# [Given records]
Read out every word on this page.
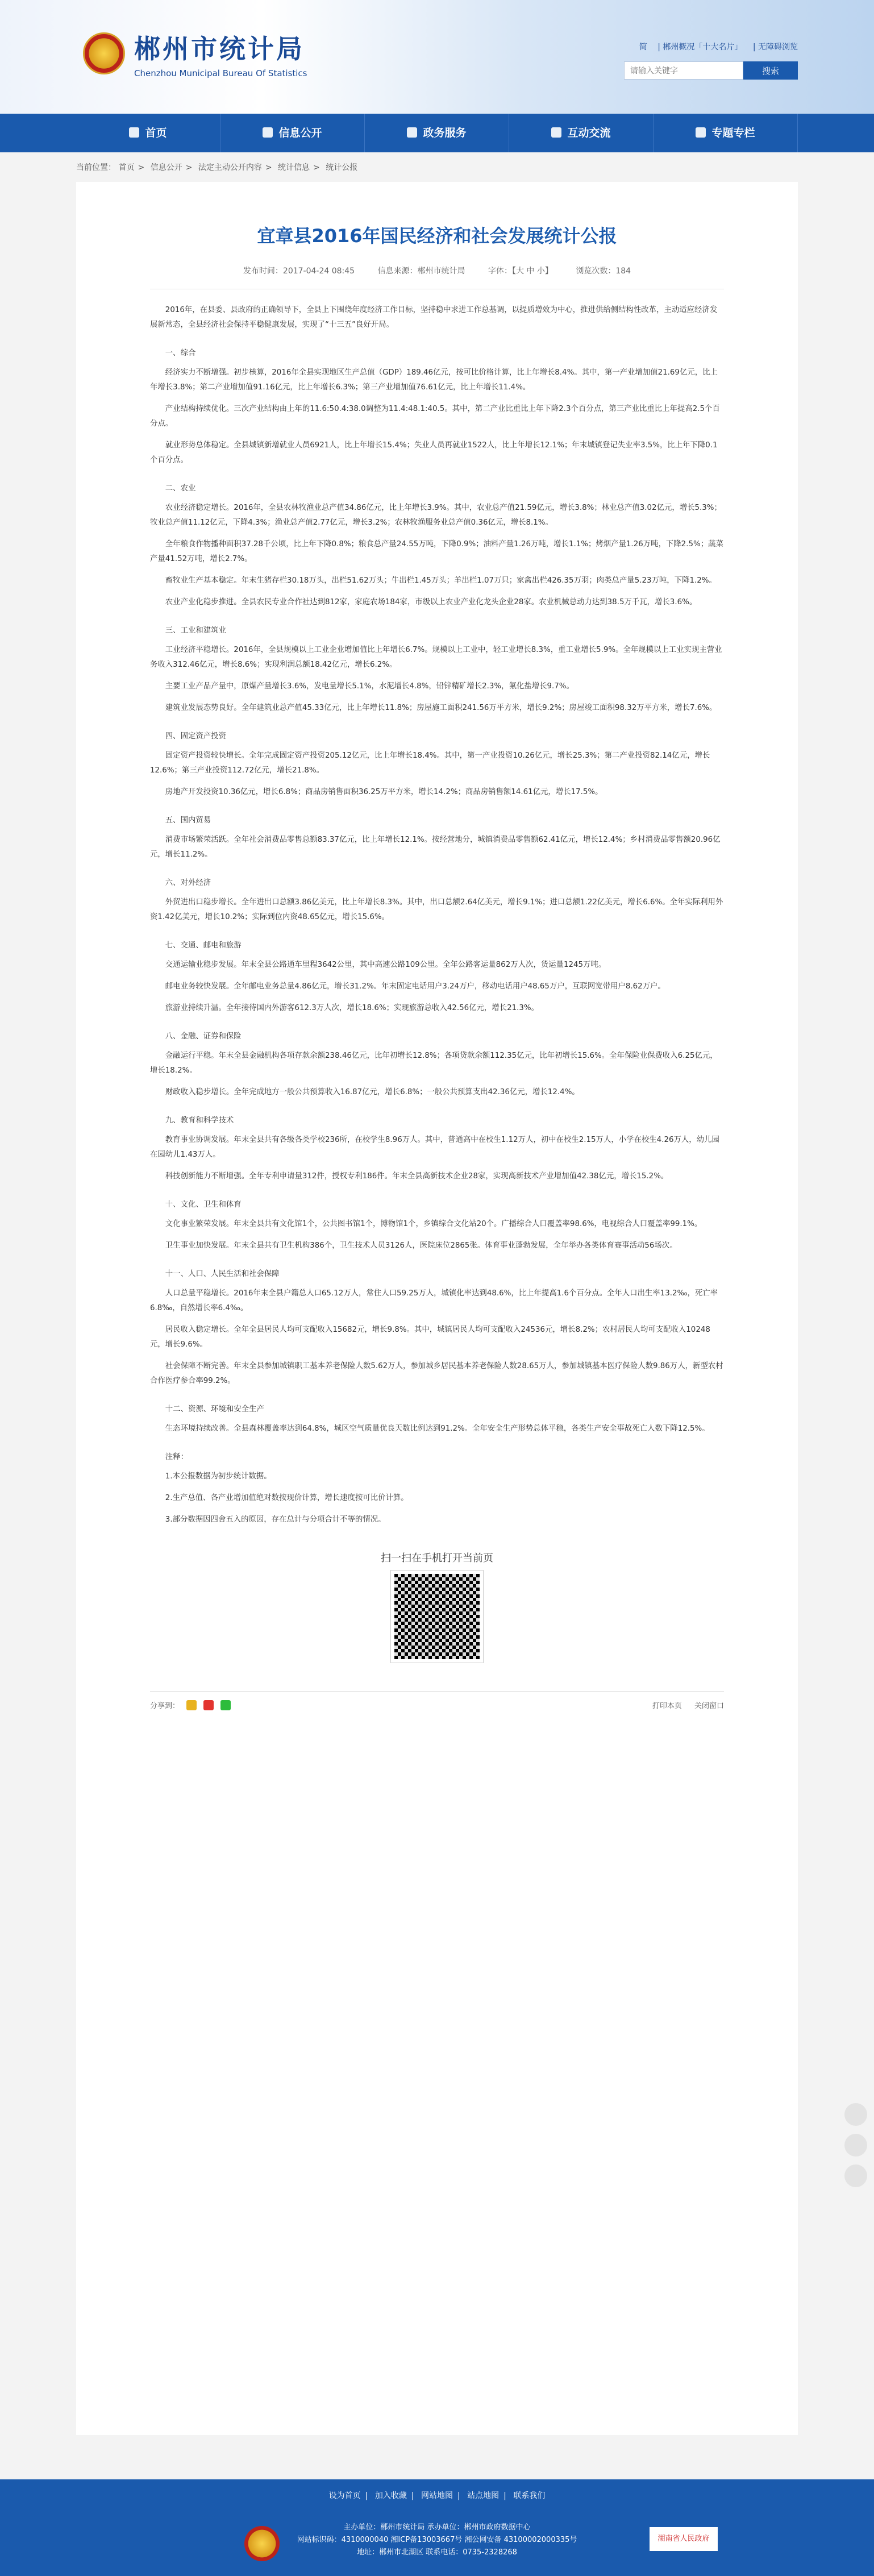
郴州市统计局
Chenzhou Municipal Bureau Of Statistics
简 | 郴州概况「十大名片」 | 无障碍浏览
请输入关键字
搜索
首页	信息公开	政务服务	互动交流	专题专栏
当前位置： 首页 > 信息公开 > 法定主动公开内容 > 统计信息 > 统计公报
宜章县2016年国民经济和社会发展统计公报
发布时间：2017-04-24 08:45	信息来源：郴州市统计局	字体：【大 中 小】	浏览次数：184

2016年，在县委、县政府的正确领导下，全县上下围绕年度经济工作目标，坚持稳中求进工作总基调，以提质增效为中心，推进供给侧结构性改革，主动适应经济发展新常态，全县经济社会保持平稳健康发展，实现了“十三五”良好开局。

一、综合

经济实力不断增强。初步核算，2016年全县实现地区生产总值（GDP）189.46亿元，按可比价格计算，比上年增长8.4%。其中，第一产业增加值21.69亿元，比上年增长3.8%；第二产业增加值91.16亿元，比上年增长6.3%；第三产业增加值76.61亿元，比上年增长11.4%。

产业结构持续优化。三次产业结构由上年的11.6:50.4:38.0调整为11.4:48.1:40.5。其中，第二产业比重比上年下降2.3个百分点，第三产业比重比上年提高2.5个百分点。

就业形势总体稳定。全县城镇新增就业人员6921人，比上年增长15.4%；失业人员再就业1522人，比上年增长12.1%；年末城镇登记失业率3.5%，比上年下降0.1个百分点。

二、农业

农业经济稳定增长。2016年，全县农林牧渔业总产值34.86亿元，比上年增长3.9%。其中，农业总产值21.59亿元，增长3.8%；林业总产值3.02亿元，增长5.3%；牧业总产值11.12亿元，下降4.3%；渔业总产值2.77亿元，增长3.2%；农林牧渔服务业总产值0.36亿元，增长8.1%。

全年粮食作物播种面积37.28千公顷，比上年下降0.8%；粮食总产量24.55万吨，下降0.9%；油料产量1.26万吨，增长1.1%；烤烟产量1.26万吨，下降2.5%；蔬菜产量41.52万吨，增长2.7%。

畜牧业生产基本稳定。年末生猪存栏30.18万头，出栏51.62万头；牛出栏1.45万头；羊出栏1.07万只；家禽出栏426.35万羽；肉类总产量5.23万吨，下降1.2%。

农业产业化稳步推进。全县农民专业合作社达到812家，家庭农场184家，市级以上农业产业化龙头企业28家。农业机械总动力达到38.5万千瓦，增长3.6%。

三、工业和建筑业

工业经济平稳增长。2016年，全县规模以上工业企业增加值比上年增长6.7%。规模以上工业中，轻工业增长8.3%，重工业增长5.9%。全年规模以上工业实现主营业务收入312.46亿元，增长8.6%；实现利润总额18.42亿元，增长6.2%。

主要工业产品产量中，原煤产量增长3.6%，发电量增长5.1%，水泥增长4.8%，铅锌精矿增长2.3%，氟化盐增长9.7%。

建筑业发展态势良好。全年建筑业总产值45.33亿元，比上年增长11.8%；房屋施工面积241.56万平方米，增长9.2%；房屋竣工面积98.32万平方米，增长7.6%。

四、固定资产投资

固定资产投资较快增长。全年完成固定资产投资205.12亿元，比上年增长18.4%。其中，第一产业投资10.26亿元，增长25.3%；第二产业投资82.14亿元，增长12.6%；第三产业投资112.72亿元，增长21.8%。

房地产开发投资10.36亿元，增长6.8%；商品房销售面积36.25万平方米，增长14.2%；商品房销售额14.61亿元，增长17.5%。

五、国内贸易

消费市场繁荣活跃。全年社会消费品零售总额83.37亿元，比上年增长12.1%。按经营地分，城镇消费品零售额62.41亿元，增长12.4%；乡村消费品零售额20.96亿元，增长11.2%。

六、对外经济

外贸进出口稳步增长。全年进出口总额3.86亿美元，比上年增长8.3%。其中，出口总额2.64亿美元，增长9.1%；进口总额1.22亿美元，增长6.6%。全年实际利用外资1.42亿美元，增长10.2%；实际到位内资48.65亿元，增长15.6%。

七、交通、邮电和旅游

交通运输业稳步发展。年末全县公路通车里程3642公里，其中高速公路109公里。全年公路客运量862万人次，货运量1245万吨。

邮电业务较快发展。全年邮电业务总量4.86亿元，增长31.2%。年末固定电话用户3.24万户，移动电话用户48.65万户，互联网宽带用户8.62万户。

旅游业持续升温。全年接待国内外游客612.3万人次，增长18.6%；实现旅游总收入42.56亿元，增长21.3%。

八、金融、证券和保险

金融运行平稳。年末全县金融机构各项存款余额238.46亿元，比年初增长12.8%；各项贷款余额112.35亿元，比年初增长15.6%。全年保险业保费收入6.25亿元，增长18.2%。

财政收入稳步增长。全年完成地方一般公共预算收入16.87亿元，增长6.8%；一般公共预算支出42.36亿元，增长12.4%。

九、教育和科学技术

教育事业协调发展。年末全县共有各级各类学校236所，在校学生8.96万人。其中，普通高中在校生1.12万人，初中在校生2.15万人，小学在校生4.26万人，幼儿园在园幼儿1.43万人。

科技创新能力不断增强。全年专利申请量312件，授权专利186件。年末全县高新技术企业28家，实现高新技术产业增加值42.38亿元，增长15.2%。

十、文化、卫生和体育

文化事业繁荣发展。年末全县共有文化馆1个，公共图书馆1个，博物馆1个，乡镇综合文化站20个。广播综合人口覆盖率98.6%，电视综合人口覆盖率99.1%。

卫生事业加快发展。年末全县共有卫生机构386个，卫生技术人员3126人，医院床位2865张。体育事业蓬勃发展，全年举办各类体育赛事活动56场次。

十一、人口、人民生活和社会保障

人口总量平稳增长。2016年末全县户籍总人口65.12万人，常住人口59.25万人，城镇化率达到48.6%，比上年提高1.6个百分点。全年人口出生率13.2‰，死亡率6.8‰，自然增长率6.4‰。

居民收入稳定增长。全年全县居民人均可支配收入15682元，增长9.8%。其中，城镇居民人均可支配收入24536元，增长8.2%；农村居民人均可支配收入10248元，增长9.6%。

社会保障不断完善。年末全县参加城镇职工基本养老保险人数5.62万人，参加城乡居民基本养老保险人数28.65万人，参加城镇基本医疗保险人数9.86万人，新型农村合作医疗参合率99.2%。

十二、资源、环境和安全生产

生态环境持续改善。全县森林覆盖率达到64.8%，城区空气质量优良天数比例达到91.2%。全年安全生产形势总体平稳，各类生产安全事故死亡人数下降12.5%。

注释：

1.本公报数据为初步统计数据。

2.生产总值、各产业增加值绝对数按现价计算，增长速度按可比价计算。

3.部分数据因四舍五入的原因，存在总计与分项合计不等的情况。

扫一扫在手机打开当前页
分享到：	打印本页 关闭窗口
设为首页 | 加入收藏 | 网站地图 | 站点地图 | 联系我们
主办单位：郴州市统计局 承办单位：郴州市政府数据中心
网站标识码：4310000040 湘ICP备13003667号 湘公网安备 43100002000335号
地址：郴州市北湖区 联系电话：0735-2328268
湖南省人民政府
==
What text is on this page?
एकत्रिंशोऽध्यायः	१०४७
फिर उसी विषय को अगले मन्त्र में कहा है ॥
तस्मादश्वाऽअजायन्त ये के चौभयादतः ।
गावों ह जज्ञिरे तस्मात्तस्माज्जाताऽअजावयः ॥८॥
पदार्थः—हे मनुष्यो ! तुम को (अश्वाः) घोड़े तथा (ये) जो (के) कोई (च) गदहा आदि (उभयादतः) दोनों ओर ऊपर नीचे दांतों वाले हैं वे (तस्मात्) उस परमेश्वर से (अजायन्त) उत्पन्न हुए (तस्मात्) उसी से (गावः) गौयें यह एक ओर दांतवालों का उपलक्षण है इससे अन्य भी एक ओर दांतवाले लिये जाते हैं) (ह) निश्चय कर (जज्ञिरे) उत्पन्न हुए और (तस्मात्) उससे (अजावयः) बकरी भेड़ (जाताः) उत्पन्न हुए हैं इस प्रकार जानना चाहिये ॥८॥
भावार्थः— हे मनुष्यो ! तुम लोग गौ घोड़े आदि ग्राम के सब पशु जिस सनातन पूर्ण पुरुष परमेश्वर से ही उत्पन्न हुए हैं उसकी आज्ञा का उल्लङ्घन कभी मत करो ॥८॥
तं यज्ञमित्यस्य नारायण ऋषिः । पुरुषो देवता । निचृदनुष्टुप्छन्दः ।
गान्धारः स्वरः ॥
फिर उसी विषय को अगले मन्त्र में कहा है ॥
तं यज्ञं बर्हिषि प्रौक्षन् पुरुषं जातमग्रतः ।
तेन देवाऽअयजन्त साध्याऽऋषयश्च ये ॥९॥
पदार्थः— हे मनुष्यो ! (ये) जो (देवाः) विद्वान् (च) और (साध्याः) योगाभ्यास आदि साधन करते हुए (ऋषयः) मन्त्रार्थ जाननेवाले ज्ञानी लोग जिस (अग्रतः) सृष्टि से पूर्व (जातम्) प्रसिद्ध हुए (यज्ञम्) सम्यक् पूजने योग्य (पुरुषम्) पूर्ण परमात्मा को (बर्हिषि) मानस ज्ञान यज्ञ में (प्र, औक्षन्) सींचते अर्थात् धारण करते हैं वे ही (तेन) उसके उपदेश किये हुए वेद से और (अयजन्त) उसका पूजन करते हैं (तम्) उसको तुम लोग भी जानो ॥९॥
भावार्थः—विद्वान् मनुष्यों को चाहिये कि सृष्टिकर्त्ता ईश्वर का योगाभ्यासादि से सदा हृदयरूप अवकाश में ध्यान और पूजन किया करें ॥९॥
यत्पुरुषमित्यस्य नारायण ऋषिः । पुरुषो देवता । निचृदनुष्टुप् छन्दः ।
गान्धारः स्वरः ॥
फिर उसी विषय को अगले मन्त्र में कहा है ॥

# [What is expected]
Locate the word "信息公开" in the records above, and return each line that has it.

# [Solution to the problem]
首页	信息公开	政务服务	互动交流	专题专栏
当前位置： 首页 > 信息公开 > 法定主动公开内容 > 统计信息 > 统计公报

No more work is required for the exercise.